[Items from a data source]

§

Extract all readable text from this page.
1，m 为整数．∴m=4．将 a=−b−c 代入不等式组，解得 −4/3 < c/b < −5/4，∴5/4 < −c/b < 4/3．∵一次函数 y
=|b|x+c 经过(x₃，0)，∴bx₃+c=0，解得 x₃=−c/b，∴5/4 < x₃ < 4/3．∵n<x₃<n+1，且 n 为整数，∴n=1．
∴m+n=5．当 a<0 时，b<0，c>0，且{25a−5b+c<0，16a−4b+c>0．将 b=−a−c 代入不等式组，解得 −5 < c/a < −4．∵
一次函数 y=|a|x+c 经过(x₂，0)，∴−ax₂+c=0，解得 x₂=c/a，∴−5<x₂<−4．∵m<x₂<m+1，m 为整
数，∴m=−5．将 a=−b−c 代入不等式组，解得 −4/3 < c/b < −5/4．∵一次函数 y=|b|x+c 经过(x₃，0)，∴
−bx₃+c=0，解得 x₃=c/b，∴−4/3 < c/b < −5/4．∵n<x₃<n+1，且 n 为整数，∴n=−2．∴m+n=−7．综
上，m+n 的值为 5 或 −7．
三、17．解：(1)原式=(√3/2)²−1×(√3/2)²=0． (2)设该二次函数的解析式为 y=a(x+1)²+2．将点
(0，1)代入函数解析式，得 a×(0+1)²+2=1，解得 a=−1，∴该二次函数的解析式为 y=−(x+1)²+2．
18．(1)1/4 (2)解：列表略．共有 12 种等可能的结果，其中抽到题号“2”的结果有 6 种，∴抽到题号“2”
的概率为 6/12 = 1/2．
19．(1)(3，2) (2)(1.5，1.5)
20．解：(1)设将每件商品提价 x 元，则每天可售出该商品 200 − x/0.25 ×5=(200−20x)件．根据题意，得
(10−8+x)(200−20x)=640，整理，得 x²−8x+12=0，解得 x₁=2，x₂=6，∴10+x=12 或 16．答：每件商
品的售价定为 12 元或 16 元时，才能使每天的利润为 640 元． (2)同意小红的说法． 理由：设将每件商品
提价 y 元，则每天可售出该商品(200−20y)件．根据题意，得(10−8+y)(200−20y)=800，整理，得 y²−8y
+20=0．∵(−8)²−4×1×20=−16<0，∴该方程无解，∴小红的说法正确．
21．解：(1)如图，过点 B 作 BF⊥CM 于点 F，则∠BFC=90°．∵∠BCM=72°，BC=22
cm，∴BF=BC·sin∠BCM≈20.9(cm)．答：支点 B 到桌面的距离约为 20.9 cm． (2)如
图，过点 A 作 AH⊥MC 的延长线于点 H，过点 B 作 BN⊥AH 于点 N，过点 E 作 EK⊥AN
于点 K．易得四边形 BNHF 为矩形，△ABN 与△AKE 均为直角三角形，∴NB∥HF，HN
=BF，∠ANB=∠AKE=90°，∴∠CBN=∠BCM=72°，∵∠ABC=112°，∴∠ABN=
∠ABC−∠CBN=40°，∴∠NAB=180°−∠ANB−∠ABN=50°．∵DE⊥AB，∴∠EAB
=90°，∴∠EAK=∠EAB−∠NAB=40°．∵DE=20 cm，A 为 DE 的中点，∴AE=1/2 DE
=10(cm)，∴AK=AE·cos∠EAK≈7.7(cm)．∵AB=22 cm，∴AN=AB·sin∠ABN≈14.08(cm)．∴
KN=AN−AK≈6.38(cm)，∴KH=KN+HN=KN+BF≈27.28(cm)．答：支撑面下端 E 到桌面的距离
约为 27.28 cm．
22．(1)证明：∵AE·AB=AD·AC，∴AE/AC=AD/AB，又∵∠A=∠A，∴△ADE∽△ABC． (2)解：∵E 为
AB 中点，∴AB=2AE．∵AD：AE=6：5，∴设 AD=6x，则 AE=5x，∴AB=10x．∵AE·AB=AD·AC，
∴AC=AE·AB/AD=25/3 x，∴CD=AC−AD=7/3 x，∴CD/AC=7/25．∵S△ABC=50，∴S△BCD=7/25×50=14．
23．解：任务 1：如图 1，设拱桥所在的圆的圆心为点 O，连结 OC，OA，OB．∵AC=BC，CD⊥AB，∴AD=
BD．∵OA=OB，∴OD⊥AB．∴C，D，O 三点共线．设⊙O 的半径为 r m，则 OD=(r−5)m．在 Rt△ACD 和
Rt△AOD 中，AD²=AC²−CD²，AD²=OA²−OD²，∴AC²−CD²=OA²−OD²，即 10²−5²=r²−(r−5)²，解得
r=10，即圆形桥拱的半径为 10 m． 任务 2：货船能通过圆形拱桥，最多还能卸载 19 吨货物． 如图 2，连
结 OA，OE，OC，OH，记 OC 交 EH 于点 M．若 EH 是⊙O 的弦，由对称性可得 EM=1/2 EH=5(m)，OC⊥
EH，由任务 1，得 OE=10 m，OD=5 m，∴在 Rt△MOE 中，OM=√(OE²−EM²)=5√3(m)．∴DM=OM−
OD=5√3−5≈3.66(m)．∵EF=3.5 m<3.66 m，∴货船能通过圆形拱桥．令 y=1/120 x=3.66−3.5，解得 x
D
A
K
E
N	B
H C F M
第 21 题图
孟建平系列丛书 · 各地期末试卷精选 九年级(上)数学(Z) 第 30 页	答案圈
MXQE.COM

§

_WHAT THE EXERCISE ASKS_. Give back the whole listing exactly as it reads.

_EXERCISE ANSWER_.
Extract all readable text from this page.
1，m 为整数．∴m=4．将 a=−b−c 代入不等式组，解得 −4/3 < c/b < −5/4，∴5/4 < −c/b < 4/3．∵一次函数 y
=|b|x+c 经过(x₃，0)，∴bx₃+c=0，解得 x₃=−c/b，∴5/4 < x₃ < 4/3．∵n<x₃<n+1，且 n 为整数，∴n=1．
∴m+n=5．当 a<0 时，b<0，c>0，且{25a−5b+c<0，16a−4b+c>0．将 b=−a−c 代入不等式组，解得 −5 < c/a < −4．∵
一次函数 y=|a|x+c 经过(x₂，0)，∴−ax₂+c=0，解得 x₂=c/a，∴−5<x₂<−4．∵m<x₂<m+1，m 为整
数，∴m=−5．将 a=−b−c 代入不等式组，解得 −4/3 < c/b < −5/4．∵一次函数 y=|b|x+c 经过(x₃，0)，∴
−bx₃+c=0，解得 x₃=c/b，∴−4/3 < c/b < −5/4．∵n<x₃<n+1，且 n 为整数，∴n=−2．∴m+n=−7．综
上，m+n 的值为 5 或 −7．
三、17．解：(1)原式=(√3/2)²−1×(√3/2)²=0． (2)设该二次函数的解析式为 y=a(x+1)²+2．将点
(0，1)代入函数解析式，得 a×(0+1)²+2=1，解得 a=−1，∴该二次函数的解析式为 y=−(x+1)²+2．
18．(1)1/4 (2)解：列表略．共有 12 种等可能的结果，其中抽到题号“2”的结果有 6 种，∴抽到题号“2”
的概率为 6/12 = 1/2．
19．(1)(3，2) (2)(1.5，1.5)
20．解：(1)设将每件商品提价 x 元，则每天可售出该商品 200 − x/0.25 ×5=(200−20x)件．根据题意，得
(10−8+x)(200−20x)=640，整理，得 x²−8x+12=0，解得 x₁=2，x₂=6，∴10+x=12 或 16．答：每件商
品的售价定为 12 元或 16 元时，才能使每天的利润为 640 元． (2)同意小红的说法． 理由：设将每件商品
提价 y 元，则每天可售出该商品(200−20y)件．根据题意，得(10−8+y)(200−20y)=800，整理，得 y²−8y
+20=0．∵(−8)²−4×1×20=−16<0，∴该方程无解，∴小红的说法正确．
21．解：(1)如图，过点 B 作 BF⊥CM 于点 F，则∠BFC=90°．∵∠BCM=72°，BC=22
cm，∴BF=BC·sin∠BCM≈20.9(cm)．答：支点 B 到桌面的距离约为 20.9 cm． (2)如
图，过点 A 作 AH⊥MC 的延长线于点 H，过点 B 作 BN⊥AH 于点 N，过点 E 作 EK⊥AN
于点 K．易得四边形 BNHF 为矩形，△ABN 与△AKE 均为直角三角形，∴NB∥HF，HN
=BF，∠ANB=∠AKE=90°，∴∠CBN=∠BCM=72°，∵∠ABC=112°，∴∠ABN=
∠ABC−∠CBN=40°，∴∠NAB=180°−∠ANB−∠ABN=50°．∵DE⊥AB，∴∠EAB
=90°，∴∠EAK=∠EAB−∠NAB=40°．∵DE=20 cm，A 为 DE 的中点，∴AE=1/2 DE
=10(cm)，∴AK=AE·cos∠EAK≈7.7(cm)．∵AB=22 cm，∴AN=AB·sin∠ABN≈14.08(cm)．∴
KN=AN−AK≈6.38(cm)，∴KH=KN+HN=KN+BF≈27.28(cm)．答：支撑面下端 E 到桌面的距离
约为 27.28 cm．
22．(1)证明：∵AE·AB=AD·AC，∴AE/AC=AD/AB，又∵∠A=∠A，∴△ADE∽△ABC． (2)解：∵E 为
AB 中点，∴AB=2AE．∵AD：AE=6：5，∴设 AD=6x，则 AE=5x，∴AB=10x．∵AE·AB=AD·AC，
∴AC=AE·AB/AD=25/3 x，∴CD=AC−AD=7/3 x，∴CD/AC=7/25．∵S△ABC=50，∴S△BCD=7/25×50=14．
23．解：任务 1：如图 1，设拱桥所在的圆的圆心为点 O，连结 OC，OA，OB．∵AC=BC，CD⊥AB，∴AD=
BD．∵OA=OB，∴OD⊥AB．∴C，D，O 三点共线．设⊙O 的半径为 r m，则 OD=(r−5)m．在 Rt△ACD 和
Rt△AOD 中，AD²=AC²−CD²，AD²=OA²−OD²，∴AC²−CD²=OA²−OD²，即 10²−5²=r²−(r−5)²，解得
r=10，即圆形桥拱的半径为 10 m． 任务 2：货船能通过圆形拱桥，最多还能卸载 19 吨货物． 如图 2，连
结 OA，OE，OC，OH，记 OC 交 EH 于点 M．若 EH 是⊙O 的弦，由对称性可得 EM=1/2 EH=5(m)，OC⊥
EH，由任务 1，得 OE=10 m，OD=5 m，∴在 Rt△MOE 中，OM=√(OE²−EM²)=5√3(m)．∴DM=OM−
OD=5√3−5≈3.66(m)．∵EF=3.5 m<3.66 m，∴货船能通过圆形拱桥．令 y=1/120 x=3.66−3.5，解得 x
D
A
K
E
N	B
H C F M
第 21 题图
孟建平系列丛书 · 各地期末试卷精选 九年级(上)数学(Z) 第 30 页	答案圈
MXQE.COM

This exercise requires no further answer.